Consigne 1 ::
Dans l'article sur les danses du dragon et du lion, reprenez mot pour mot le passage compris entre « Dragons et lions » et « danseurs du Wuji Cultural Group. », ces deux passages inclus.
Consigne 2 ::
Réécrivez sous forme de liste courte le paragraphe de l'article sur les danses du dragon et du lion qui commence par « La danse du lion est souvent confondue », en gardant ses faits principaux.

Extrait source ::
***
Dragons et lions seront de retour dans le paysage mauricien dans quelques semaines. Issues de la mythologie chinoise les grosses bêtes multicolores danseront pour apporter chance, bonheur, prospérité, abondance et pour chasser les esprits maléfiques. C’est ce qu’expliquent des danseurs du Wuji Cultural Group.

Dans la Chine antique des esprits maléfiques et des monstres venaient déranger les habitants chaque jour. N’en pouvant plus de cette situation ces derniers se réunirent pour mettre en place une stratégie. Ils décidèrent d’utiliser des ustensiles de cuisine pour faire du bruit et se déguisèrent avec des draps pour effrayer les esprits. “Comme cette méthode fonctionnait, ils ont continué avec les costume, les cymbales, les gongs et les tambours. C’est devenu une tradition”, explique Ah-Piang membre du Wuji Cultural Group.

Dragon vs Lion.

A Maurice plusieurs groupes pratiquent la danse du dragon et la danse du lion. Parmi le Wuji Cultural Group dont nous rencontrons les membres à Roche Bois. Revêtus de costumes colorés inspirés des lions ou de dragons les danseurs imitent les mouvements de ces bêtes au rythme des instruments traditionnels.

La danse du lion est souvent confondue avec la danse du dragon. Elles se ressemblent, mais ont quelques différences. La danse du lion ne nécessite que deux danseurs alors que la danse du dragon en demande dix. Pour la danse du lion, les danseurs sont cachés à l’intérieur du costume. Alors que pour le dragon est porté sur des bâtons. Ah-Piang précise : “Nous pratiquons davantage la danse du lion. Le dragon est trop long et ne peut être déployé partout. Nous avons adapté les costumes et  légèrement changé la tradition.”

Croyances.

Selon les croyances, le dragon est un animal sacré doté de pouvoirs extraordinaires. Il est aussi annonciateur de bonnes nouvelles. Le dragon avec sa tête agressive et féroce représente la sagesse, le bonheur et le pouvoir. Il existe deux différentes danses du lion. Celle du nord et celle du sud. L’une est plus agressive par l’expression  et le costume. A Maurice c’est la danse du sud qui est pratiquée. Le lion a des traits plus délicats contrairement à celui du nord.

La tradition pour les Mauriciens d’origine chinoise veut que chacun aille à la pagode une semaine avant le nouvel an pour obtenir l’heure à laquelle la danse devra être exécutée chez eux ou devant leurs commerces. Un calcul assez particulier est fait par les prêtres. “Les pétards et la danse interviennent à des heures différentes chez chacun. Cela doit impérativement être respecté. Sinon la chance ne sera pas au rendez-vous”, souligne Bryan. Le groupe se rend dans les commerces, restaurants, boutiques et chez les particuliers pour exécuter une chorégraphie qui change chaque année. “Nous avons vu des gens réussir après quelques jours seulement grâce à la danse du lion”, raconte Julien.

La maîtrise de la danse du lion nécessite quelque trois mois d’apprentissage. La technique est un mélange d’arts martiaux et de d’acrobaties.
***
Données enregistrées ::
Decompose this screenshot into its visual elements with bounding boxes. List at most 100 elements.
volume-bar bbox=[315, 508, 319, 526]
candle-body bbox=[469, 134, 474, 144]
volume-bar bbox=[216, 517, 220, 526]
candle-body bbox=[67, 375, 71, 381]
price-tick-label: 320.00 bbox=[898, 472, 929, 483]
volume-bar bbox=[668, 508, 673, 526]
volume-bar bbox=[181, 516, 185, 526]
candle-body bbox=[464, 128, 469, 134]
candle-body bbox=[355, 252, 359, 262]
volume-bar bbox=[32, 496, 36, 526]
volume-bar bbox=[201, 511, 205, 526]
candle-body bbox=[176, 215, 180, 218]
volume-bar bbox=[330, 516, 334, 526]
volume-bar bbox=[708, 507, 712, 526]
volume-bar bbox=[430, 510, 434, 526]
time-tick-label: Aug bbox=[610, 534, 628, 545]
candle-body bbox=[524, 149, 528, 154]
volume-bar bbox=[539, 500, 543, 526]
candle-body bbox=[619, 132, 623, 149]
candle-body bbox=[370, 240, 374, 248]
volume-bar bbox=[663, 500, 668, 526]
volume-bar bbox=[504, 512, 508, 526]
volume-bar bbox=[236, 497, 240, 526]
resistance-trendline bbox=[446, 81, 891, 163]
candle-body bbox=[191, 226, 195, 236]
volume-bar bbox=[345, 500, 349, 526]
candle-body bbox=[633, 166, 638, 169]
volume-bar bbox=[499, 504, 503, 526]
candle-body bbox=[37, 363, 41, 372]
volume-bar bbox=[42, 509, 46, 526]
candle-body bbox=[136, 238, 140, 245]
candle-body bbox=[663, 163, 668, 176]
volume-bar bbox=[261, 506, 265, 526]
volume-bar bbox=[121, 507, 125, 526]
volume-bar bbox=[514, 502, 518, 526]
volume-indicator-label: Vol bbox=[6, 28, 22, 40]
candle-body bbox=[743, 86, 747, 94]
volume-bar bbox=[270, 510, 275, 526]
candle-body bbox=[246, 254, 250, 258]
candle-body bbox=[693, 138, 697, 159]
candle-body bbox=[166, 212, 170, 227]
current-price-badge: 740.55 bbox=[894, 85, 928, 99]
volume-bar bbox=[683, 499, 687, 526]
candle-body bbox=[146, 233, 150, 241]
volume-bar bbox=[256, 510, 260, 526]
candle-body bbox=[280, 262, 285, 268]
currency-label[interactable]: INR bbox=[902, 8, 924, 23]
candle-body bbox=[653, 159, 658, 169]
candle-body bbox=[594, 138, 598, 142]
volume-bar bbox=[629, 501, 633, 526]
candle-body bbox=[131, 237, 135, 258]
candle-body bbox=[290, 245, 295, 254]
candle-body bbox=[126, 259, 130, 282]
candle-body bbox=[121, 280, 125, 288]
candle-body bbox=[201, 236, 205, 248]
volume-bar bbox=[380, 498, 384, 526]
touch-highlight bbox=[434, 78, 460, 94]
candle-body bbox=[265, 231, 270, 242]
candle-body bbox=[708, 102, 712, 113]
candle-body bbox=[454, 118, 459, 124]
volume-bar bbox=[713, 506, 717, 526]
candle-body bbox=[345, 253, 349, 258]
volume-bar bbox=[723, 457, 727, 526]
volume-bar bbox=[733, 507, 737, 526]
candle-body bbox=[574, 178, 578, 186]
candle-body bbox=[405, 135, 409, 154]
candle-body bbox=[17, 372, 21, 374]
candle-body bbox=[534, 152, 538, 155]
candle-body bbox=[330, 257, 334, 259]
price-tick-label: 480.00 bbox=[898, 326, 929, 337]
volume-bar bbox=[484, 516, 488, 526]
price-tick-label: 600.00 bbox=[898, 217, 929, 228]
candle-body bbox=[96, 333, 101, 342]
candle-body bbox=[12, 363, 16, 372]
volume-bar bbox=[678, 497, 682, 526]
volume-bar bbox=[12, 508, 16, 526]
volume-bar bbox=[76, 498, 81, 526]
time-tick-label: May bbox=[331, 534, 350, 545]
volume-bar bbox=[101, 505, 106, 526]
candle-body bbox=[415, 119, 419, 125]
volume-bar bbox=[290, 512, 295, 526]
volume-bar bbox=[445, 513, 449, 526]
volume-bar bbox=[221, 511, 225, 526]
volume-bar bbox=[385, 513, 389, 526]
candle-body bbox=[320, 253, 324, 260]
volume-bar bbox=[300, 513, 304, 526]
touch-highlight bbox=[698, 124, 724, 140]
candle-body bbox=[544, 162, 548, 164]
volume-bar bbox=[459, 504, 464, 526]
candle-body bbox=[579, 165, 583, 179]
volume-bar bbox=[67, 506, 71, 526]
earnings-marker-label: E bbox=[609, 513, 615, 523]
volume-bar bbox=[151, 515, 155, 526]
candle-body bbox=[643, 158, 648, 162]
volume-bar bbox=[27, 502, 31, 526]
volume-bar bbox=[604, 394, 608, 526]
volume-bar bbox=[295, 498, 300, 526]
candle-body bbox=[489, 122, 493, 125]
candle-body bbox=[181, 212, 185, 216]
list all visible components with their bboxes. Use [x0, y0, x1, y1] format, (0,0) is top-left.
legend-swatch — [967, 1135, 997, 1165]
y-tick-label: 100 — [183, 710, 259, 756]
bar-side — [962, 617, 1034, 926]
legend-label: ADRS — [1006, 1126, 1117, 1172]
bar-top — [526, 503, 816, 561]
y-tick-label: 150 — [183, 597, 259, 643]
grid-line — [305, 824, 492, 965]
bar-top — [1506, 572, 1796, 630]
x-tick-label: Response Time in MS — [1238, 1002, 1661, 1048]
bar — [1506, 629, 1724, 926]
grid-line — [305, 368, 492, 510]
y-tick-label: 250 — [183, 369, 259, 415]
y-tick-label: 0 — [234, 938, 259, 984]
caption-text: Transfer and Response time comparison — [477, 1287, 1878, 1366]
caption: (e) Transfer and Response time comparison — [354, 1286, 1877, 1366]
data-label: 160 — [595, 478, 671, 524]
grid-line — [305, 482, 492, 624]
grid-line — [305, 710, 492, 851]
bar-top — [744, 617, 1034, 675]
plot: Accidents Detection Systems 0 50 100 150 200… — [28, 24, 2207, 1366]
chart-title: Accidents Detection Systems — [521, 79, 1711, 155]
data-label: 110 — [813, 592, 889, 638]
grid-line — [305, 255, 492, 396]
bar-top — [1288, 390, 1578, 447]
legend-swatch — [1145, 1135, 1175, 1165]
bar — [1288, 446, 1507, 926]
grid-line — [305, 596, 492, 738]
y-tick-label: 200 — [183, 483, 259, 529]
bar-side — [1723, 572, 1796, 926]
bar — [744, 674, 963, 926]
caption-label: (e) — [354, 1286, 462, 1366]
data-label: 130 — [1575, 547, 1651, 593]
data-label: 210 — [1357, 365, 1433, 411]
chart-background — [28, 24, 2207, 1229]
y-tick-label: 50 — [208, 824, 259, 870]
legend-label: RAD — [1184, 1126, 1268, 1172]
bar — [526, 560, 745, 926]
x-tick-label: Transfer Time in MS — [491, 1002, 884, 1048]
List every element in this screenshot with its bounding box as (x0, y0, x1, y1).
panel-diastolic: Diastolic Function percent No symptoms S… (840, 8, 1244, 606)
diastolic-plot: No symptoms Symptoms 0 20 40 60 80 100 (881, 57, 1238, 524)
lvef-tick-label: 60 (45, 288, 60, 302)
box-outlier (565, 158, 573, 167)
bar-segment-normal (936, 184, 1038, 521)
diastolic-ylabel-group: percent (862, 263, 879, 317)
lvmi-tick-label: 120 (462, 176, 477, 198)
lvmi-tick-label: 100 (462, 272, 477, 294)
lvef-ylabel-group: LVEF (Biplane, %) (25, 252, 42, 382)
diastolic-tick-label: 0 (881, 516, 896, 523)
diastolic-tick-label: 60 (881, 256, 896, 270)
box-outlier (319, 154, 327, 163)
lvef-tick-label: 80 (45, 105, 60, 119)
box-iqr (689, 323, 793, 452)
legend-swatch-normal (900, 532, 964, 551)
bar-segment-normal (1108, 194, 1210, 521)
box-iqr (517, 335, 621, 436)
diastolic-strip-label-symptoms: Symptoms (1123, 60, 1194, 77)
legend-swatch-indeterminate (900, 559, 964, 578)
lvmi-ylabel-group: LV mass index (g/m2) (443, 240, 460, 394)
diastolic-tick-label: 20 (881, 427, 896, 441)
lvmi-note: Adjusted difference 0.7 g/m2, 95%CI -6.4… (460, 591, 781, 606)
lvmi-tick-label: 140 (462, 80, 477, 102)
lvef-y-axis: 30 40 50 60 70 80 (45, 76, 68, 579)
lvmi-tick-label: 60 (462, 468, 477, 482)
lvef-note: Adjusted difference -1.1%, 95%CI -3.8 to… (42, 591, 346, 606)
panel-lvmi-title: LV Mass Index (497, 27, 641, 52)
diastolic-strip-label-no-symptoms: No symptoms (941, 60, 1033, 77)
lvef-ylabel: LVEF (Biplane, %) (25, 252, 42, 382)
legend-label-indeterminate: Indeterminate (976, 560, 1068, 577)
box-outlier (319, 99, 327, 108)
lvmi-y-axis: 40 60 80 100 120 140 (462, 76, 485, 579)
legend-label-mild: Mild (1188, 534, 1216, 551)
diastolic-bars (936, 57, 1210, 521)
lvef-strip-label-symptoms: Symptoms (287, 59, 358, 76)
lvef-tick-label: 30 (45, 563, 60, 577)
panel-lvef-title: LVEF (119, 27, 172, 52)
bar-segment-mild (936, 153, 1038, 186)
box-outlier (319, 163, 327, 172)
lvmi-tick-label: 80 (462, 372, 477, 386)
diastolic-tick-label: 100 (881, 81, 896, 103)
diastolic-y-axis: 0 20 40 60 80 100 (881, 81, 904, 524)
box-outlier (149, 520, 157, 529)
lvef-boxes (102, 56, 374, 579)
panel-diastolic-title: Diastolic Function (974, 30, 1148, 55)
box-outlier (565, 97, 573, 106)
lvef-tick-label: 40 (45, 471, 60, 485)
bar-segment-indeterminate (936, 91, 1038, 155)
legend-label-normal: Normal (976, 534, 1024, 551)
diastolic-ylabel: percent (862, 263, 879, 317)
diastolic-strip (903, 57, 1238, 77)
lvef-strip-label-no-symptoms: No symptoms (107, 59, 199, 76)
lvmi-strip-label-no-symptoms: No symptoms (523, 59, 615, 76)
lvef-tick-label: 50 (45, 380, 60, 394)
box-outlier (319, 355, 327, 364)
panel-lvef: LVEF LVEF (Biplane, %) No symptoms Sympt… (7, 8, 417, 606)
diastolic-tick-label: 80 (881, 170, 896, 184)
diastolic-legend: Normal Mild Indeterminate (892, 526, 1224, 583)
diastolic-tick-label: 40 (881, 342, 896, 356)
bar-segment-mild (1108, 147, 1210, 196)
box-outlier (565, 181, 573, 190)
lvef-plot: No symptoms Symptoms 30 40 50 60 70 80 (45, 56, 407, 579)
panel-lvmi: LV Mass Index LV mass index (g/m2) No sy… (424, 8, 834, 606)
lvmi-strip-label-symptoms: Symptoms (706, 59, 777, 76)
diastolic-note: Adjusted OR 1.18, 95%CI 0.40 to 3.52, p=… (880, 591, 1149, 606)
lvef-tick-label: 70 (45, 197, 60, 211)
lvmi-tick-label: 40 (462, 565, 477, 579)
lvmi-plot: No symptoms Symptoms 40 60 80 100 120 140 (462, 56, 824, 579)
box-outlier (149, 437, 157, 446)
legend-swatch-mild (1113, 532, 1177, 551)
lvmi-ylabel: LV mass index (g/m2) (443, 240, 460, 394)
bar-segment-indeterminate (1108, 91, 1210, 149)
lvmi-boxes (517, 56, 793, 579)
***
Corrigé 1 ::
Dragons et lions seront de retour dans le paysage mauricien dans quelques semaines. Issues de la mythologie chinoise les grosses bêtes multicolores danseront pour apporter chance, bonheur, prospérité, abondance et pour chasser les esprits maléfiques. C’est ce qu’expliquent des danseurs du Wuji Cultural Group.

Corrigé 2 ::
- La danse du lion et la danse du dragon se ressemblent et sont souvent confondues, mais elles ont quelques différences.
- Danse du lion : deux danseurs, cachés à l'intérieur du costume.
- Danse du dragon : dix danseurs, le dragon est porté sur des bâtons.
- D'après Ah-Piang, le groupe pratique surtout la danse du lion, car le dragon est trop long pour être déployé partout.
- Le groupe a adapté les costumes et a un peu changé la tradition.